Stated goal: Only the pictures are to be left out; set down the rest of the records exactly.

# START OF Provided records

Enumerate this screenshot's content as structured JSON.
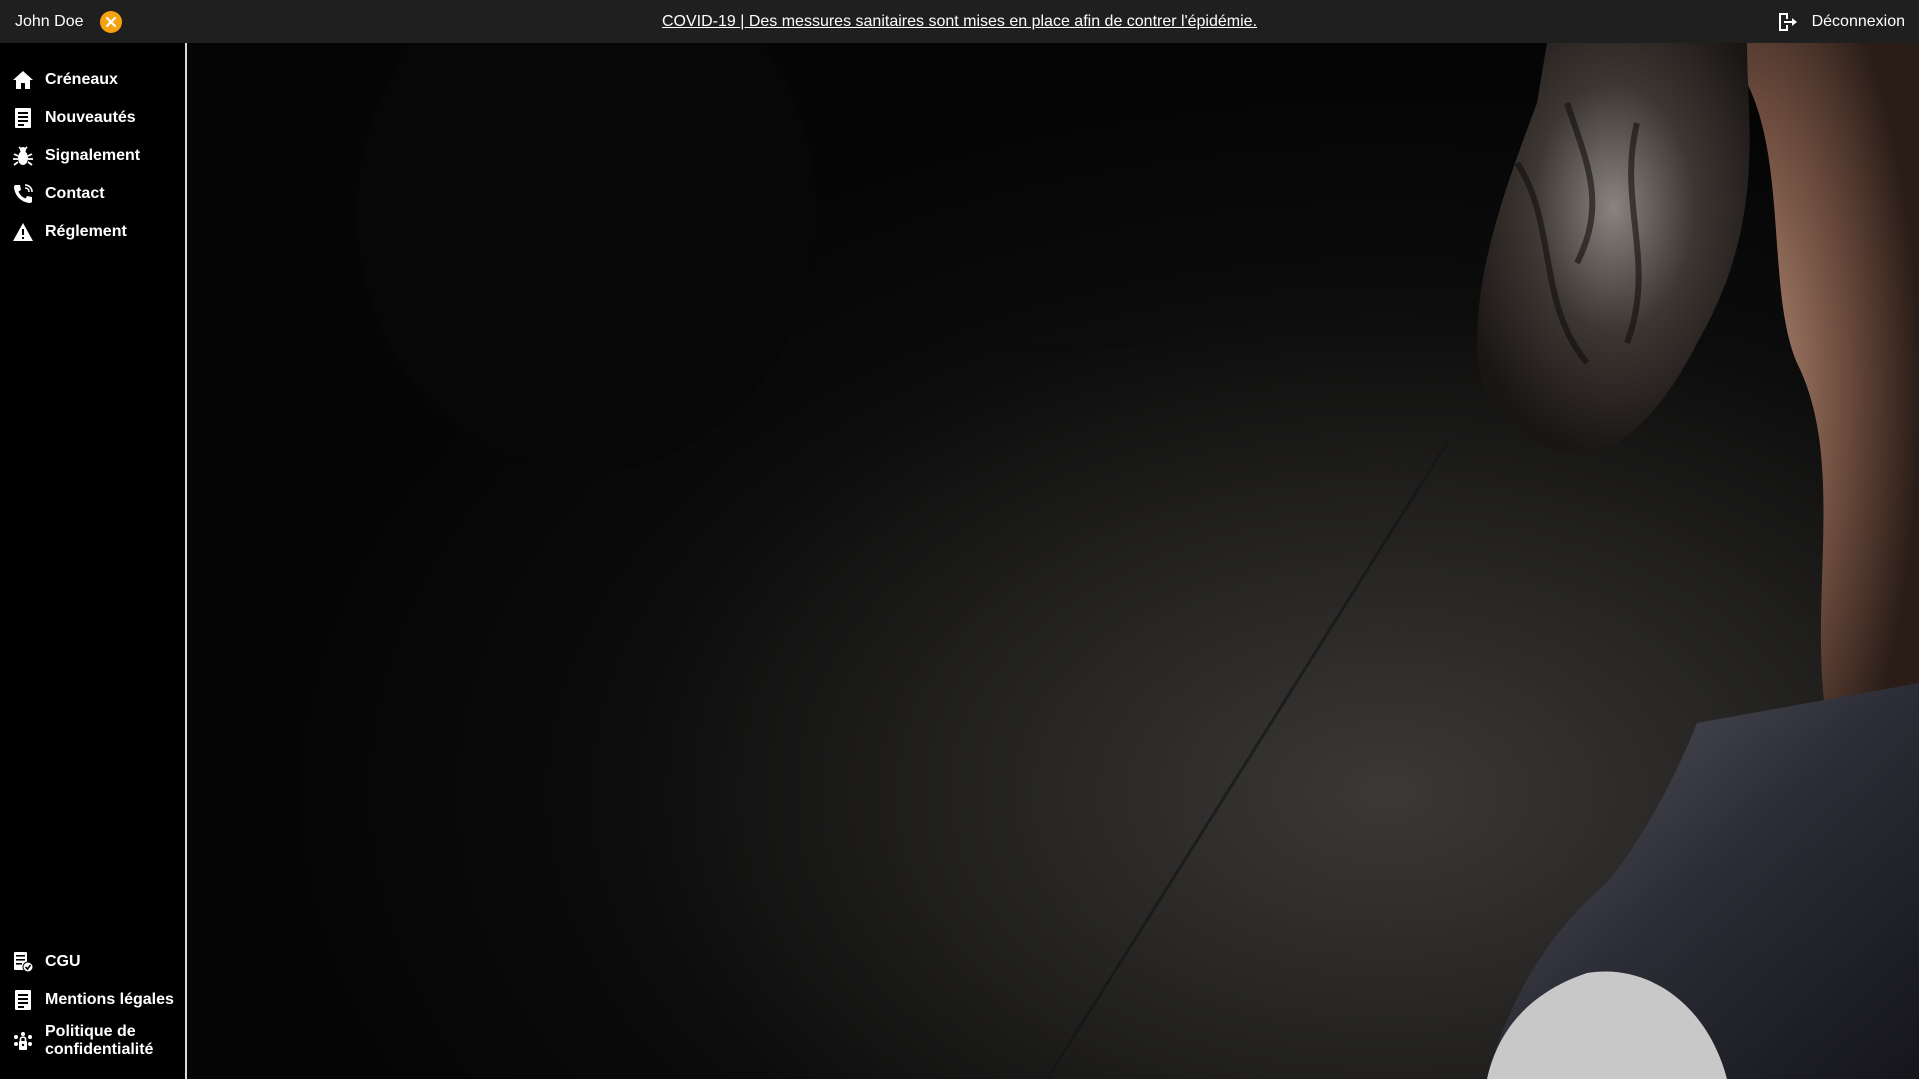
{
  "topbar": {
    "user_name": "John Doe",
    "announcement": "COVID-19 | Des messures sanitaires sont mises en place afin de contrer l'épidémie.",
    "logout_label": "Déconnexion"
  },
  "sidebar": {
    "items": [
      {
        "label": "Créneaux",
        "icon": "home-icon"
      },
      {
        "label": "Nouveautés",
        "icon": "news-icon"
      },
      {
        "label": "Signalement",
        "icon": "bug-icon"
      },
      {
        "label": "Contact",
        "icon": "phone-icon"
      },
      {
        "label": "Réglement",
        "icon": "warning-icon"
      }
    ],
    "bottom_items": [
      {
        "label": "CGU",
        "icon": "document-check-icon"
      },
      {
        "label": "Mentions légales",
        "icon": "document-icon"
      },
      {
        "label_line1": "Politique de",
        "label_line2": "confidentialité",
        "icon": "privacy-icon"
      }
    ]
  },
  "colors": {
    "topbar_bg": "#1f1f1f",
    "sidebar_bg": "#000000",
    "accent": "#f5a20f"
  }
}
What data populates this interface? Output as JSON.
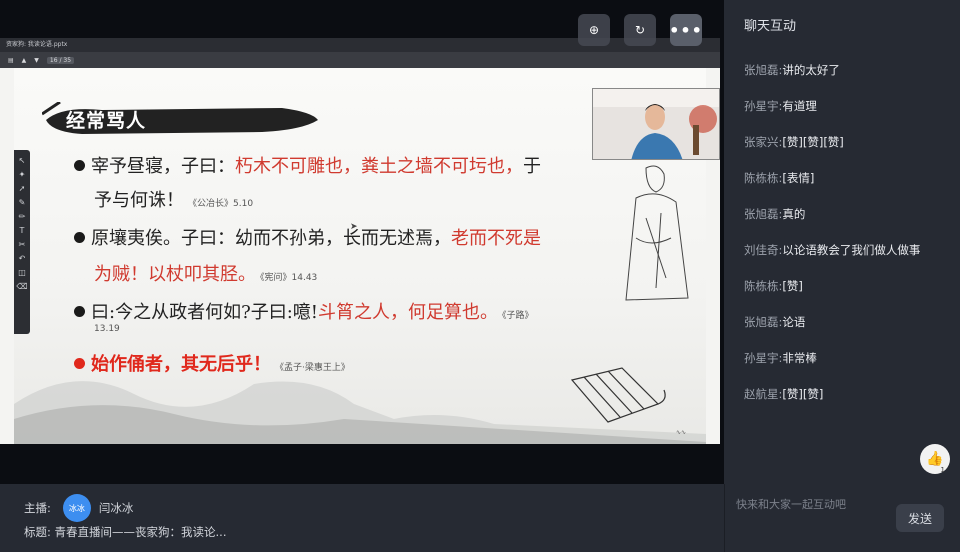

# END OF Provided records

Answer to this task:
Enumerate this screenshot's content as structured JSON.
{
  "topbar": {
    "user_name": "John Doe",
    "announcement": "COVID-19 | Des messures sanitaires sont mises en place afin de contrer l'épidémie.",
    "logout_label": "Déconnexion"
  },
  "sidebar": {
    "items": [
      {
        "label": "Créneaux",
        "icon": "home-icon"
      },
      {
        "label": "Nouveautés",
        "icon": "news-icon"
      },
      {
        "label": "Signalement",
        "icon": "bug-icon"
      },
      {
        "label": "Contact",
        "icon": "phone-icon"
      },
      {
        "label": "Réglement",
        "icon": "warning-icon"
      }
    ],
    "bottom_items": [
      {
        "label": "CGU",
        "icon": "document-check-icon"
      },
      {
        "label": "Mentions légales",
        "icon": "document-icon"
      },
      {
        "label_line1": "Politique de",
        "label_line2": "confidentialité",
        "icon": "privacy-icon"
      }
    ]
  },
  "colors": {
    "topbar_bg": "#1f1f1f",
    "sidebar_bg": "#000000",
    "accent": "#f5a20f"
  }
}
What data populates this interface? Output as JSON.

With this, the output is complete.